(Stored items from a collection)
--- --- ---
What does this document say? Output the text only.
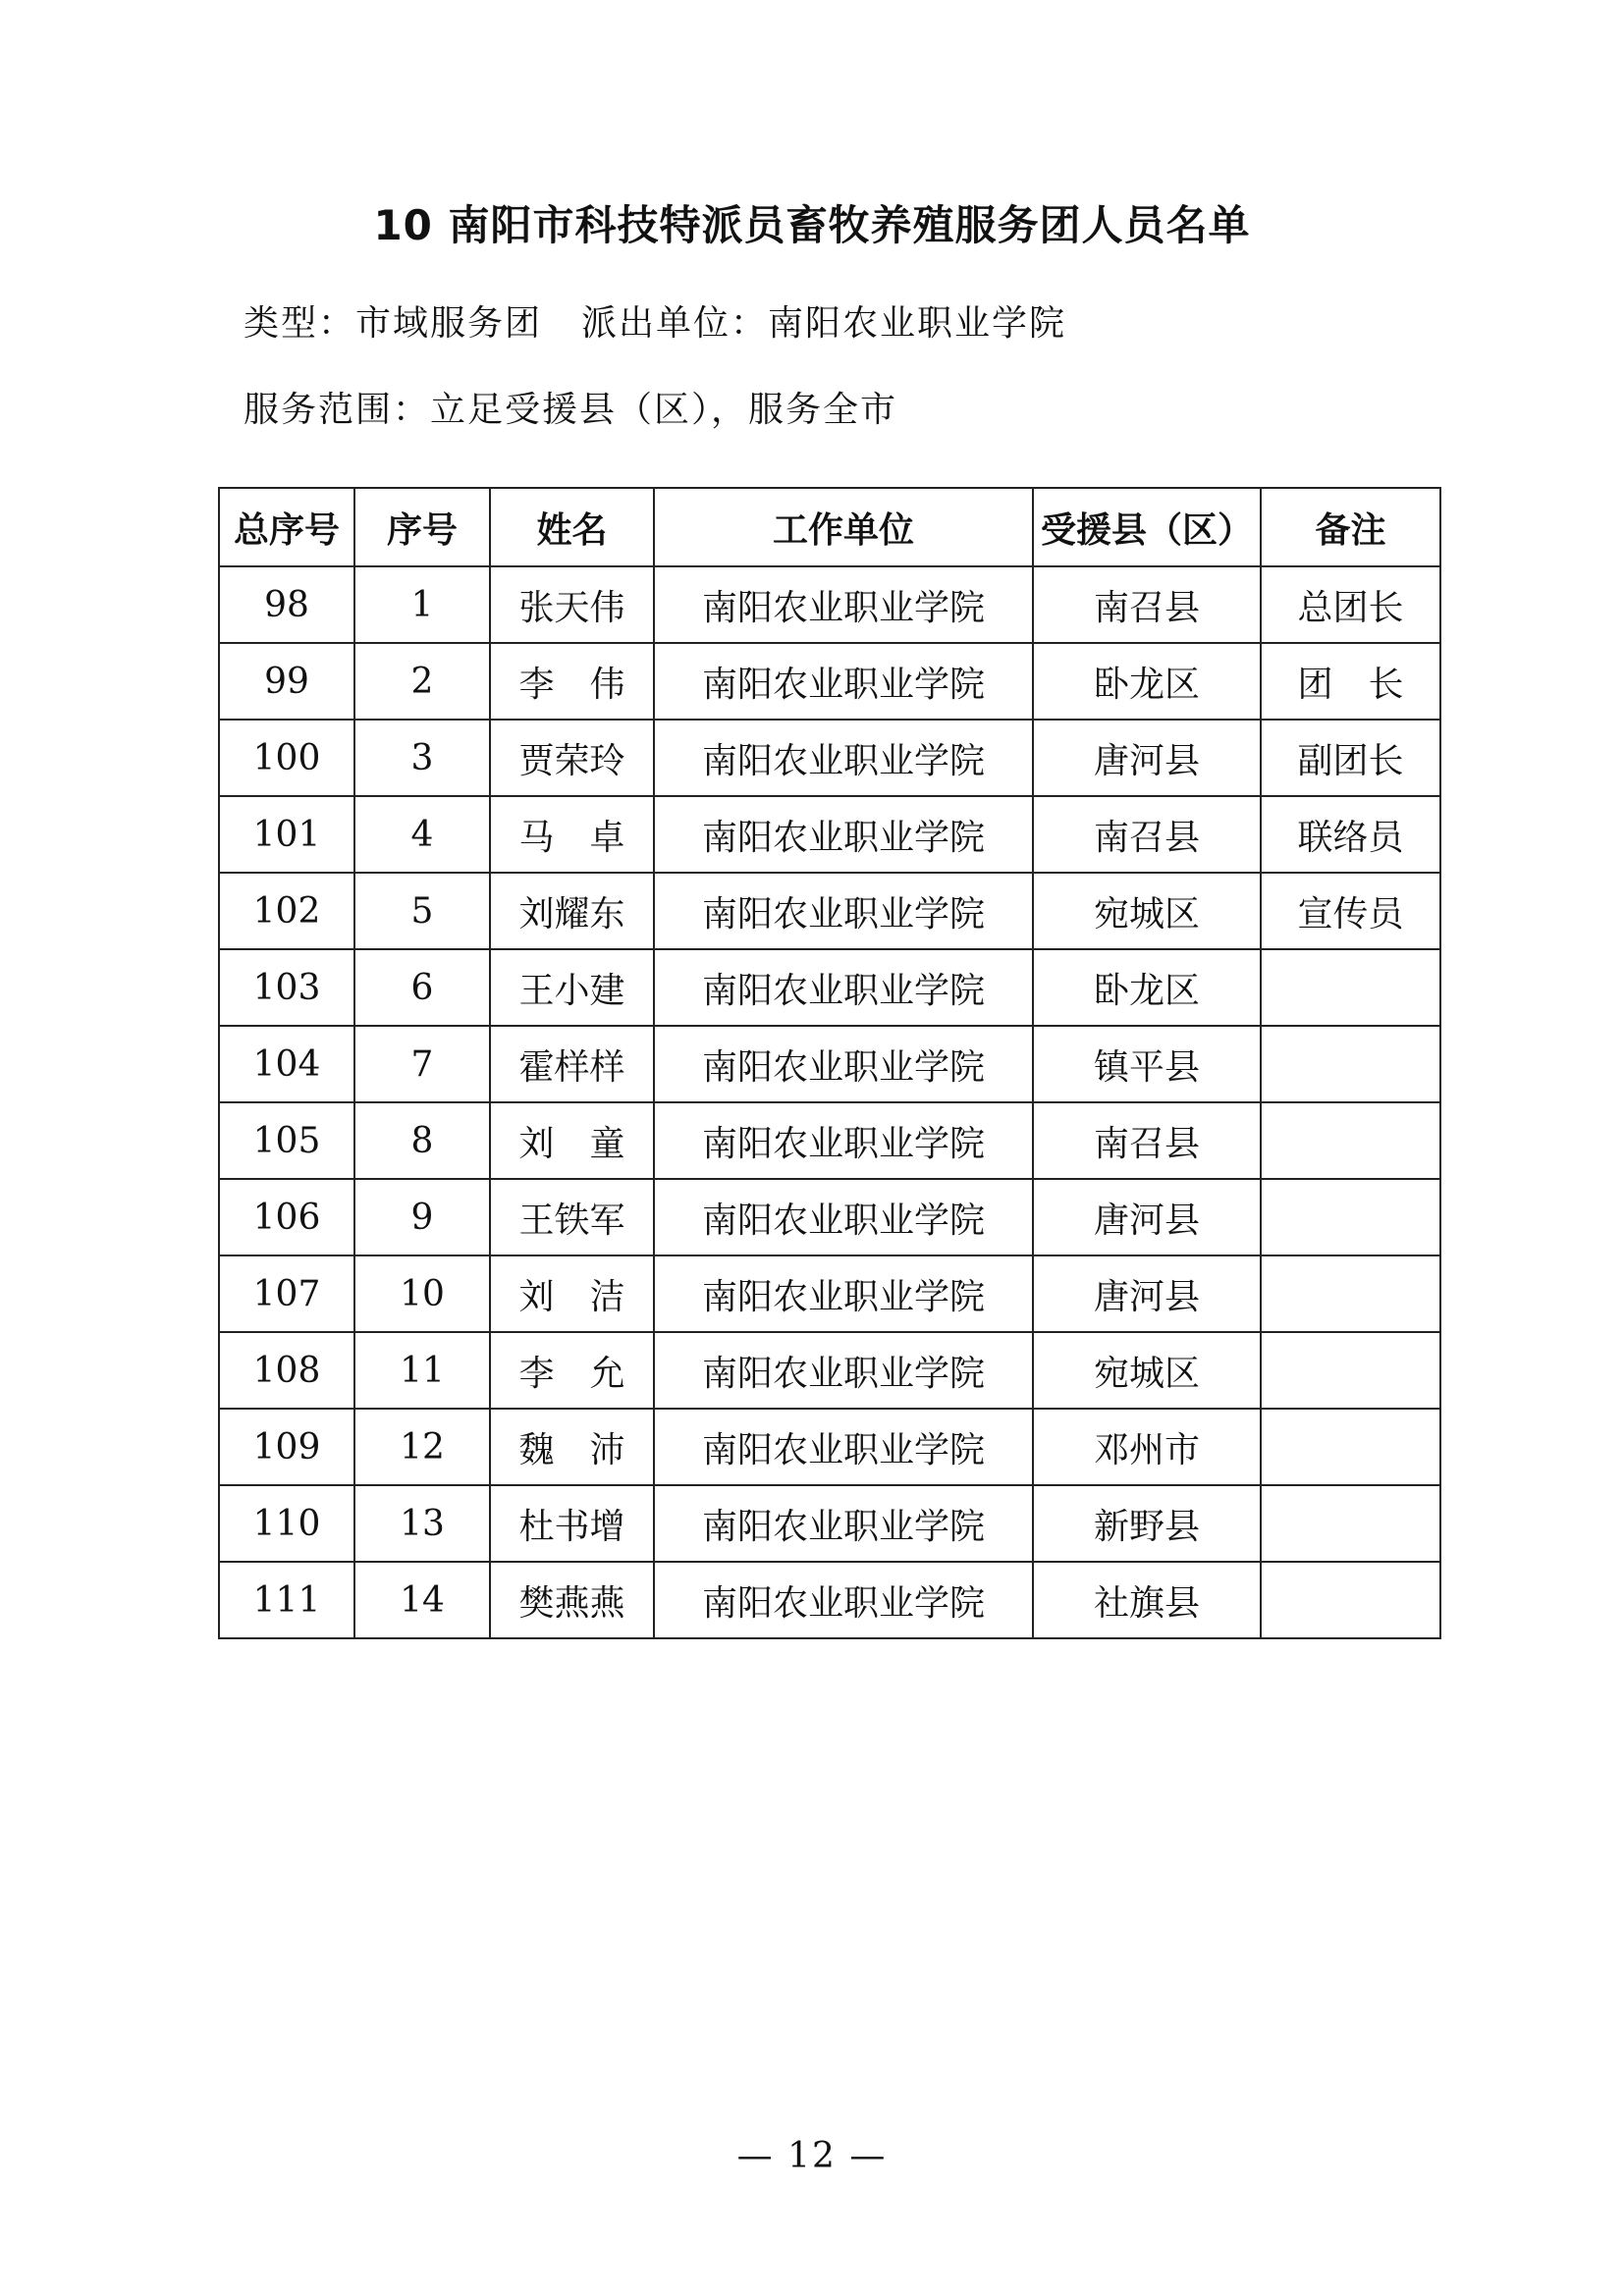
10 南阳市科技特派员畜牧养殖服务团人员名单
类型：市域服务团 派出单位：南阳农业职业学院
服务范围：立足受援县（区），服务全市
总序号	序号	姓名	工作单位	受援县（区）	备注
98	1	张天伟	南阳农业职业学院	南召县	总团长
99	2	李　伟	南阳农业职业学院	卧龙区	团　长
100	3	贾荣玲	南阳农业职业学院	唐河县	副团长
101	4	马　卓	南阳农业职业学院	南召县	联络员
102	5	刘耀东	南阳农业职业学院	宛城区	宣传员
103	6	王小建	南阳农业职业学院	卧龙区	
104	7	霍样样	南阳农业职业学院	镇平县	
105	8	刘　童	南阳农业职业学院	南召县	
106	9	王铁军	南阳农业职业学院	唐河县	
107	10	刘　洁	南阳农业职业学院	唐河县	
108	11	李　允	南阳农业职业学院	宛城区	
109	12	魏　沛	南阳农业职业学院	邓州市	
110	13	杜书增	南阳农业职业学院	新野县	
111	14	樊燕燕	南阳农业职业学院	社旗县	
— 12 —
--- --- ---
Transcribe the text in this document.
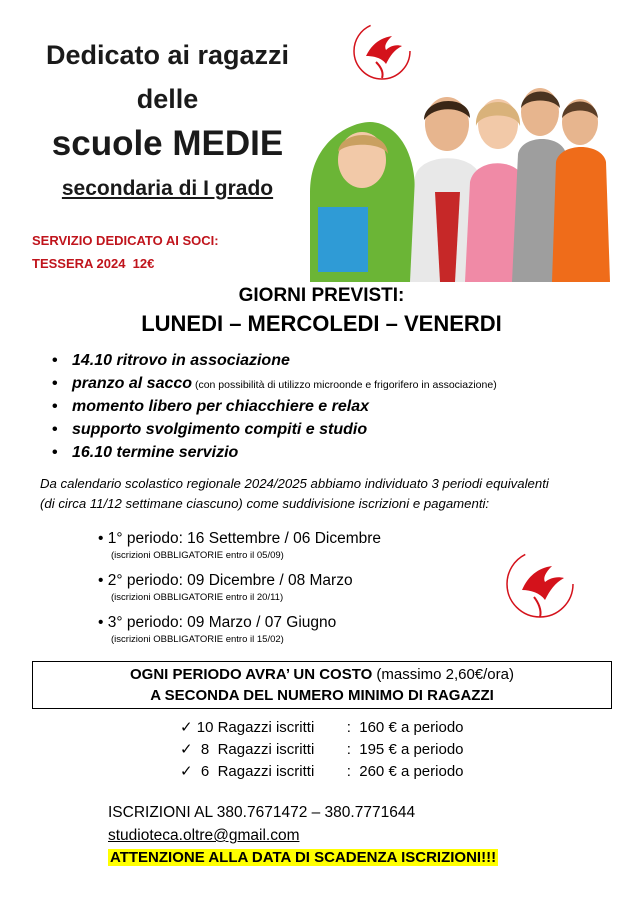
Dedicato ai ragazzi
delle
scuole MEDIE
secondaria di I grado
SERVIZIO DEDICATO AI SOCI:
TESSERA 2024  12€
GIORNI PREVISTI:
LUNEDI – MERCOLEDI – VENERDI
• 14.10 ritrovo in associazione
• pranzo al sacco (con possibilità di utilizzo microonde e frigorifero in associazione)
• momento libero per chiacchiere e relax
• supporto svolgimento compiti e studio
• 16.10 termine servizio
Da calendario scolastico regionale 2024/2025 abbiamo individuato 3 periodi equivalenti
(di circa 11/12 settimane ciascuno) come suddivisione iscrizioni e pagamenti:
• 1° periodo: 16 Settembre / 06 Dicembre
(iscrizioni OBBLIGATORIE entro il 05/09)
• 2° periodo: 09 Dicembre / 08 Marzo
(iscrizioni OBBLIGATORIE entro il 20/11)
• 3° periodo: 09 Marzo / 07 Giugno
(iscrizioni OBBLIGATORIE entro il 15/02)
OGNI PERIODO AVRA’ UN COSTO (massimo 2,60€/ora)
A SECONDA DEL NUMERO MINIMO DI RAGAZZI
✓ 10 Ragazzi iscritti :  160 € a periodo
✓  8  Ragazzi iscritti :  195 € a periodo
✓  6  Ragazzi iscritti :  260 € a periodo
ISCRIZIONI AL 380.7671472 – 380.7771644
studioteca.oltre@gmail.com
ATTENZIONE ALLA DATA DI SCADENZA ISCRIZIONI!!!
--- --- ---
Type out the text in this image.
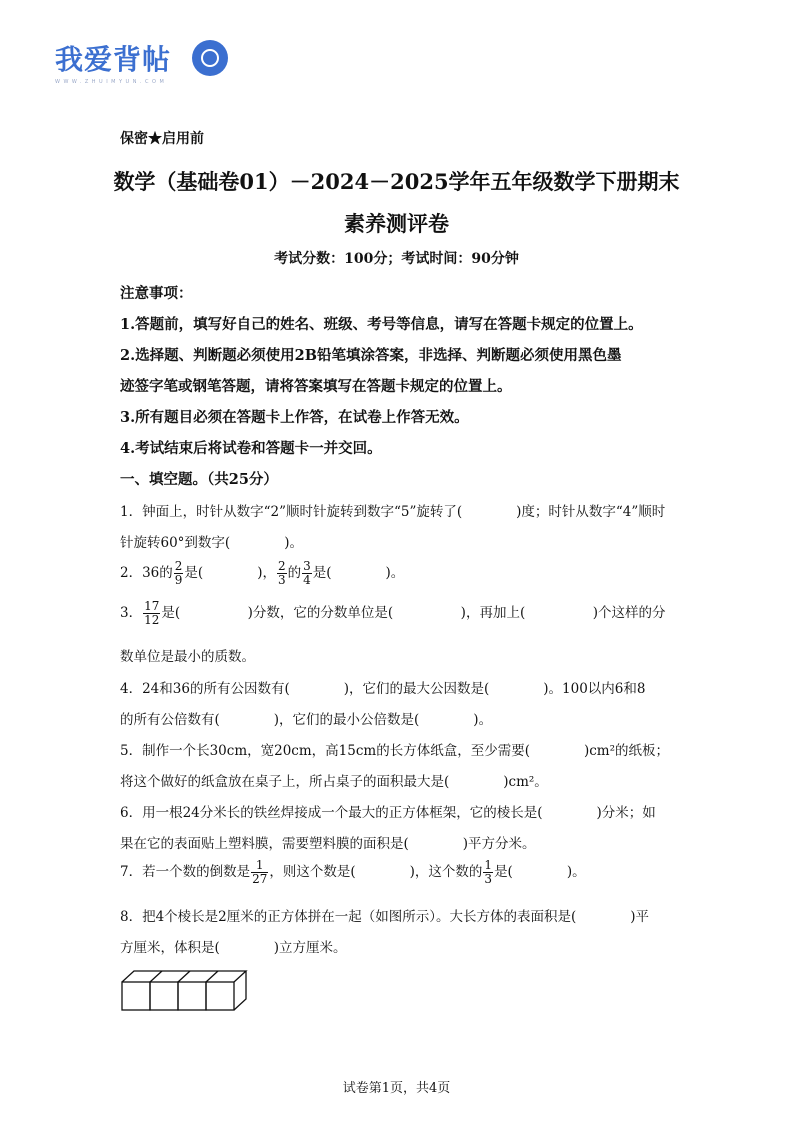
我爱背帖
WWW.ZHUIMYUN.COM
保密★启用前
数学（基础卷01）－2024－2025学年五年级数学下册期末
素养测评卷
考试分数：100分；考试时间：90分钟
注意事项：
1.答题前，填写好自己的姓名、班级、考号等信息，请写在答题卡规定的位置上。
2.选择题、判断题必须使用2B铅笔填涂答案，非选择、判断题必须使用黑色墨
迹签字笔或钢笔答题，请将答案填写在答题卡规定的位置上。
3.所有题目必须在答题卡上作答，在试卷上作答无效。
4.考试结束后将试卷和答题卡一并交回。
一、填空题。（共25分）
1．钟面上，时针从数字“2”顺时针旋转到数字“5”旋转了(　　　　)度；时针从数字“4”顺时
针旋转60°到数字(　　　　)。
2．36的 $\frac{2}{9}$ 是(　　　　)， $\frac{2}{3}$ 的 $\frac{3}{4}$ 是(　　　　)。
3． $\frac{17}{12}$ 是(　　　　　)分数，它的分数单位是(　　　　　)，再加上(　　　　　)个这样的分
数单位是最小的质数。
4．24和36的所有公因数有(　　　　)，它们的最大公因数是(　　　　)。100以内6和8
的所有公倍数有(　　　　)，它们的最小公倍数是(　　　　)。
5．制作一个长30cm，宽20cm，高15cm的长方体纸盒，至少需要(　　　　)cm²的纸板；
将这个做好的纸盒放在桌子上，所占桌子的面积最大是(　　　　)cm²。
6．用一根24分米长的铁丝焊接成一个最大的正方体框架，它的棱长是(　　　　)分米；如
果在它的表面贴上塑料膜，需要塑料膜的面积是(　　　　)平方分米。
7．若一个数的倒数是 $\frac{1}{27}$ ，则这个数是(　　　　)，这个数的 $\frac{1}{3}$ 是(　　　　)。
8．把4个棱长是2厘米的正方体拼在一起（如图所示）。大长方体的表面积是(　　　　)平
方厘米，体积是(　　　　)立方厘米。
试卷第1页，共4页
--- --- ---
§ **What the task requires**
Report the number of lines in the listing where the string "iscritti" appears, and nothing besides.

§ **Answer to the exercise**
3